• STATED TASK
Report only how many lines hold the word "Vindevogel".

(Dataset records)
----

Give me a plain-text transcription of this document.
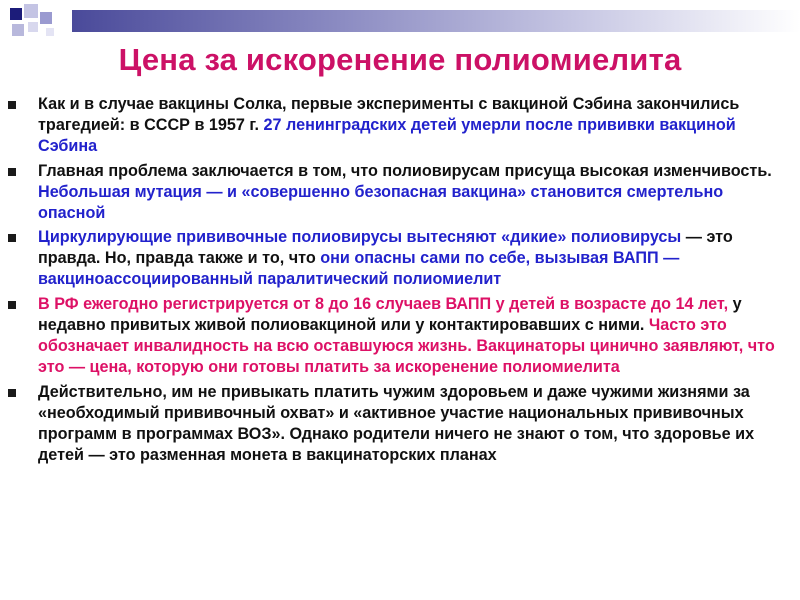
Цена за искоренение полиомиелита
Как и в случае вакцины Солка, первые эксперименты с вакциной Сэбина закончились трагедией: в СССР в 1957 г. 27 ленинградских детей умерли после прививки вакциной Сэбина
Главная проблема заключается в том, что полиовирусам присуща высокая изменчивость. Небольшая мутация — и «совершенно безопасная вакцина» становится смертельно опасной
Циркулирующие прививочные полиовирусы вытесняют «дикие» полиовирусы — это правда. Но, правда также и то, что они опасны сами по себе, вызывая ВАПП — вакциноассоциированный паралитический полиомиелит
В РФ ежегодно регистрируется от 8 до 16 случаев ВАПП у детей в возрасте до 14 лет, у недавно привитых живой полиовакциной или у контактировавших с ними. Часто это обозначает инвалидность на всю оставшуюся жизнь. Вакцинаторы цинично заявляют, что это — цена, которую они готовы платить за искоренение полиомиелита
Действительно, им не привыкать платить чужим здоровьем и даже чужими жизнями за «необходимый прививочный охват» и «активное участие национальных прививочных программ в программах ВОЗ». Однако родители ничего не знают о том, что здоровье их детей — это разменная монета в вакцинаторских планах
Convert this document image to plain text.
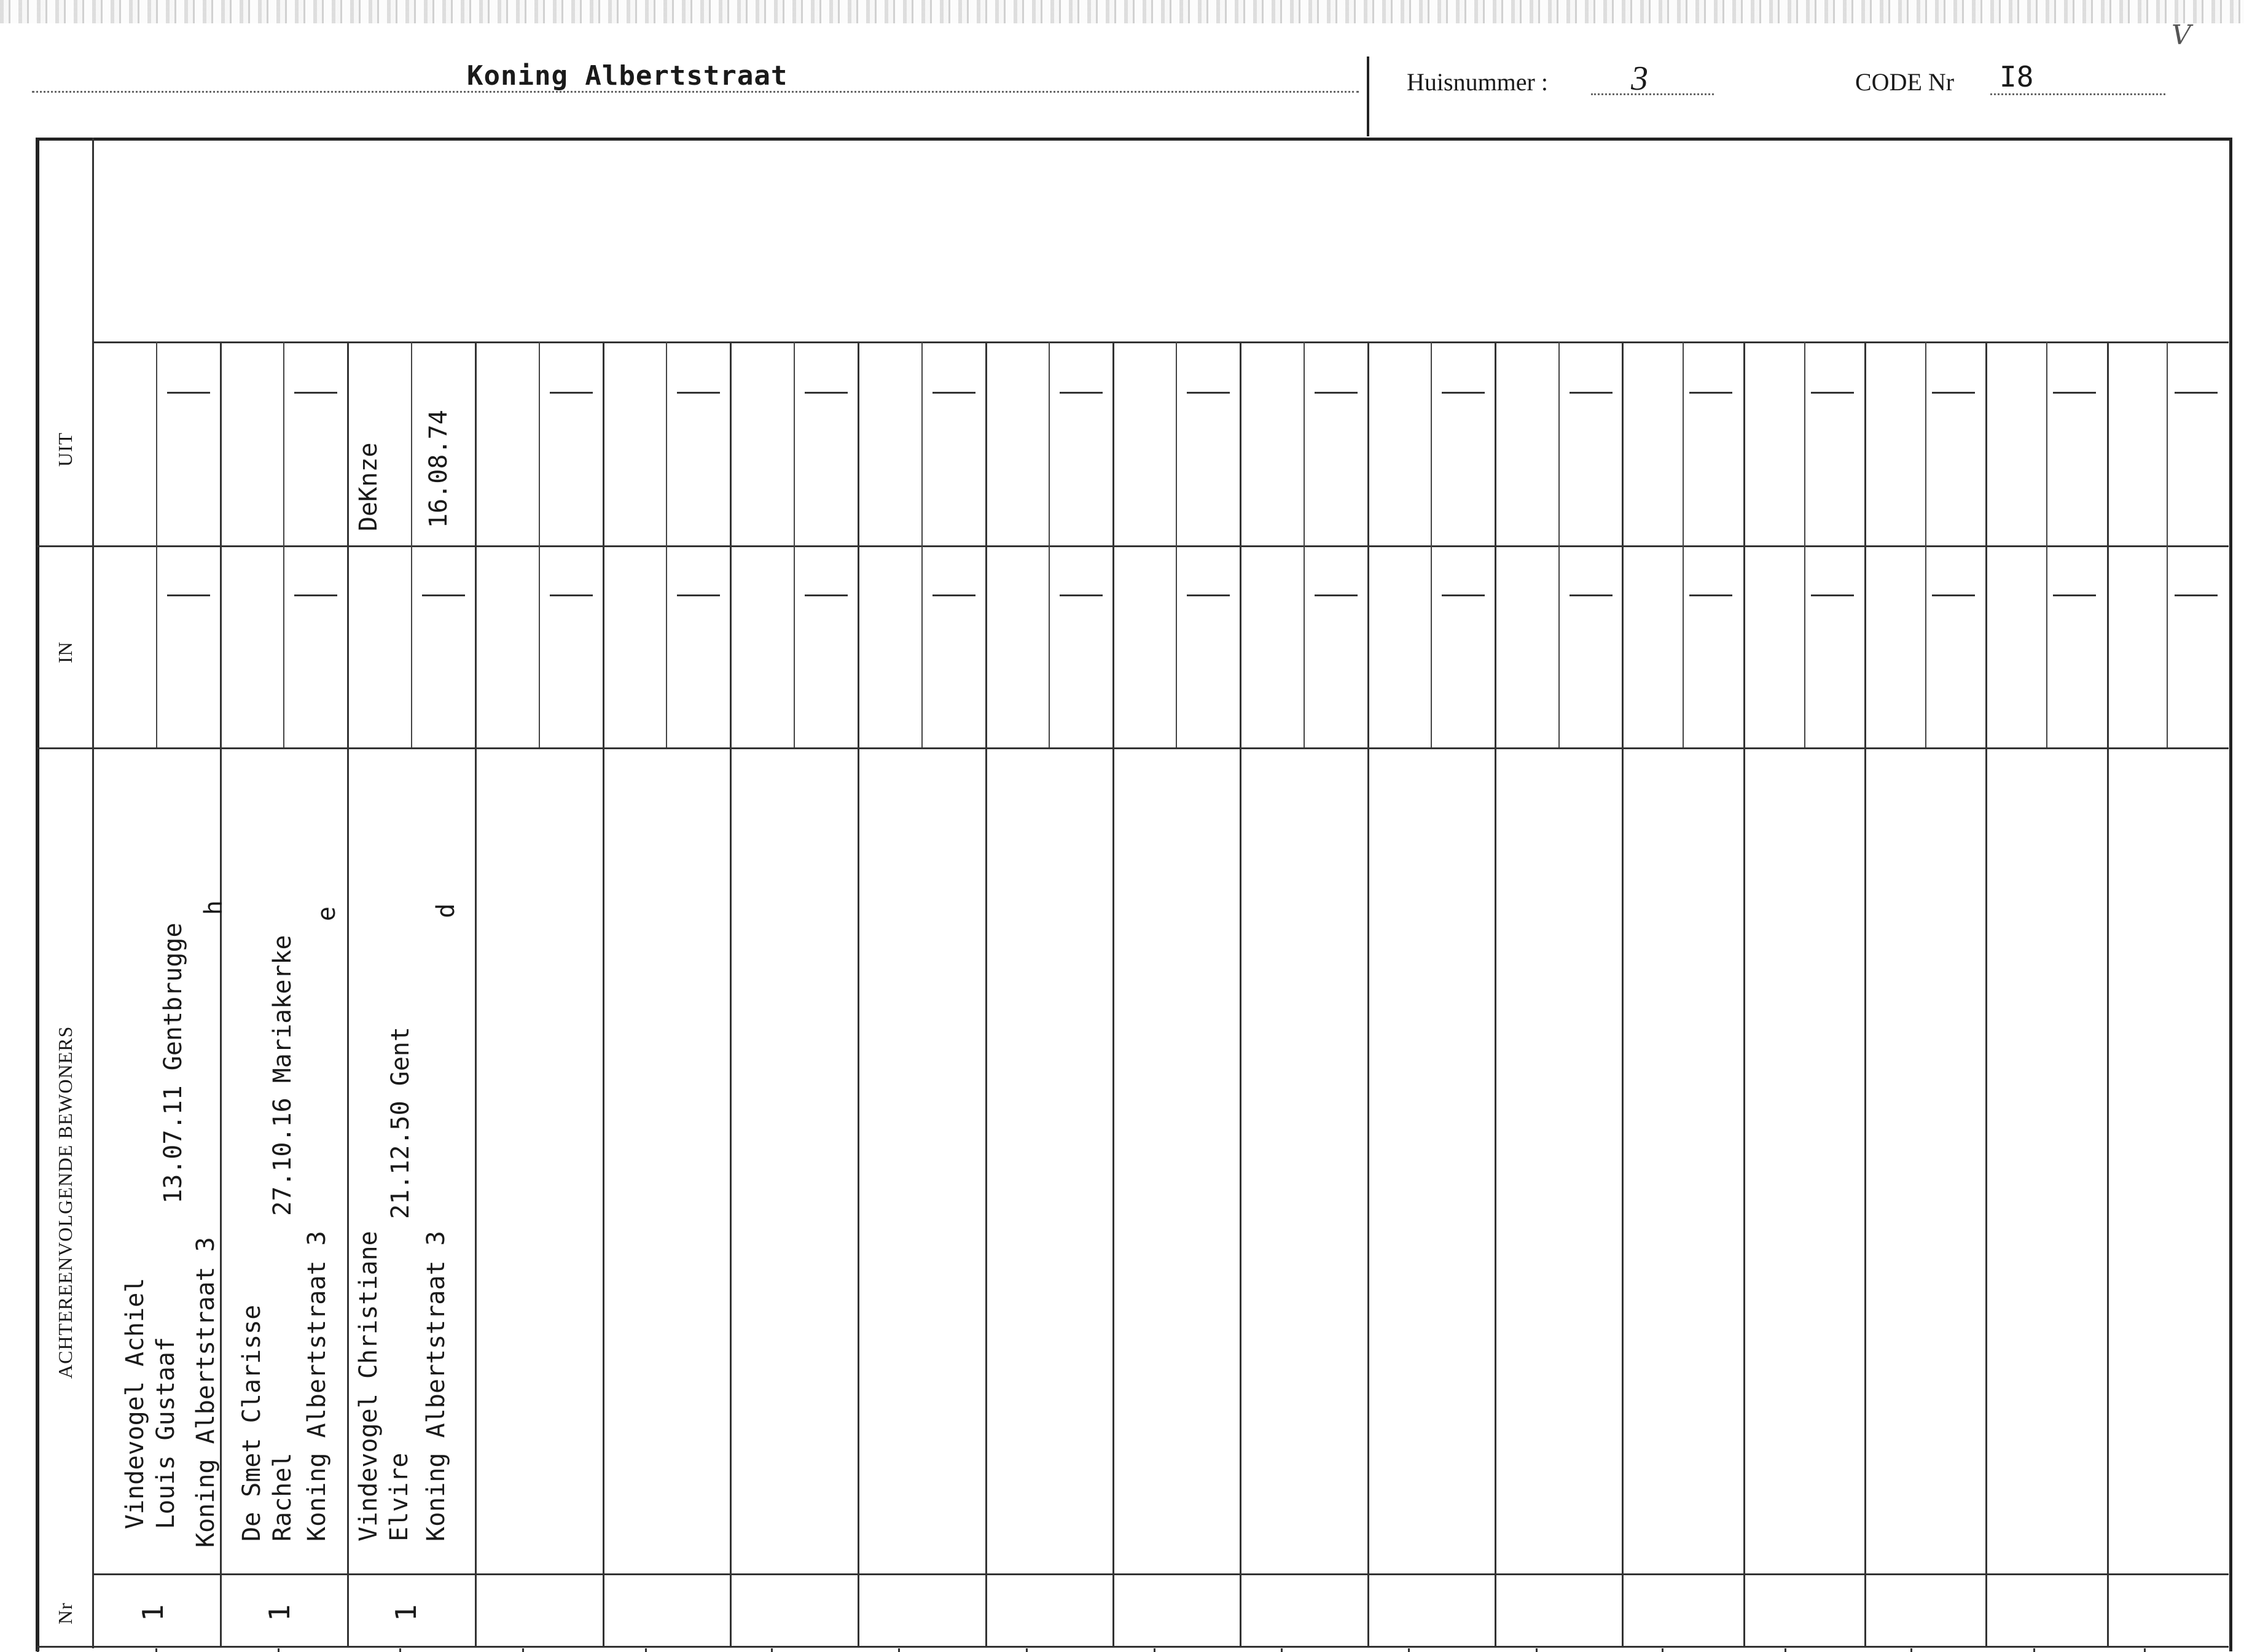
V
Koning Albertstraat	Huisnummer : 3	CODE Nr I8
UIT
IN
ACHTEREENVOLGENDE BEWONERS
Nr
Vindevogel Achiel Louis Gustaaf
13.07.11 Gentbrugge
Koning Albertstraat 3
h
1
De Smet Clarisse Rachel
27.10.16 Mariakerke
Koning Albertstraat 3
e
1
Vindevogel Christiane Elvire
21.12.50 Gent
Koning Albertstraat 3
d
1
DeKnze 16.08.74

----

• CORRECT OUTPUT
2